(Set exercise):
Return each line holding the string "если".

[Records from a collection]
— START —

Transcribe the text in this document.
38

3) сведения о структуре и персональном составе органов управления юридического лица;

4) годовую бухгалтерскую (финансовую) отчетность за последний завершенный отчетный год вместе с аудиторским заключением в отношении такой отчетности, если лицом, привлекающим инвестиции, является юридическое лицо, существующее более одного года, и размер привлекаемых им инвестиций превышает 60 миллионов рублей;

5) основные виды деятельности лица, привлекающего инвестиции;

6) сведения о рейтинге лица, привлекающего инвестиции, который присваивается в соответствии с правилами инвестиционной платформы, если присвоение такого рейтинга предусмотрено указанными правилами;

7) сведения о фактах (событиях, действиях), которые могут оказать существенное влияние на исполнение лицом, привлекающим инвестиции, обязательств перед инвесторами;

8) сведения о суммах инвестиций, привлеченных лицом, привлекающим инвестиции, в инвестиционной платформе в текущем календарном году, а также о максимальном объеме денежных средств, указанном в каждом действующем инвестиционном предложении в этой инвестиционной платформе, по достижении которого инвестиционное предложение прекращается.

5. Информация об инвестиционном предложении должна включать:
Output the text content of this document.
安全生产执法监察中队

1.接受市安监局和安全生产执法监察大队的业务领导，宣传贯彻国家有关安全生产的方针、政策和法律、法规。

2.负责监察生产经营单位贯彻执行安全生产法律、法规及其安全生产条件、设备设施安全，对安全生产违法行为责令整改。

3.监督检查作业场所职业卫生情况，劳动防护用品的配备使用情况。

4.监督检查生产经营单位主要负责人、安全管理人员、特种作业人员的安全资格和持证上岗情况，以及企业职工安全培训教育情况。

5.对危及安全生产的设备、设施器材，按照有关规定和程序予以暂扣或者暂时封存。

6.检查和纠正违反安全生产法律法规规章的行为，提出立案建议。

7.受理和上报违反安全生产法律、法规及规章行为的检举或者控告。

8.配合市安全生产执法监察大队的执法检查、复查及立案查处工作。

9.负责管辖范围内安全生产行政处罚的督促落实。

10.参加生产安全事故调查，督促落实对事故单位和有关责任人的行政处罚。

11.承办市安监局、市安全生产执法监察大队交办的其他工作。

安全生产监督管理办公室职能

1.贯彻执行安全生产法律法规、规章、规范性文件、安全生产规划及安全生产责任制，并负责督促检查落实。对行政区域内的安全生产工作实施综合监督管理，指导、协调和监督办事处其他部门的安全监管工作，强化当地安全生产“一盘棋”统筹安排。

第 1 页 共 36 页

— END —

(Result of this task):
4) годовую бухгалтерскую (финансовую) отчетность за последний завершенный отчетный год вместе с аудиторским заключением в отношении такой отчетности, если лицом, привлекающим инвестиции, является юридическое лицо, существующее более одного года, и размер привлекаемых им инвестиций превышает 60 миллионов рублей;
6) сведения о рейтинге лица, привлекающего инвестиции, который присваивается в соответствии с правилами инвестиционной платформы, если присвоение такого рейтинга предусмотрено указанными правилами;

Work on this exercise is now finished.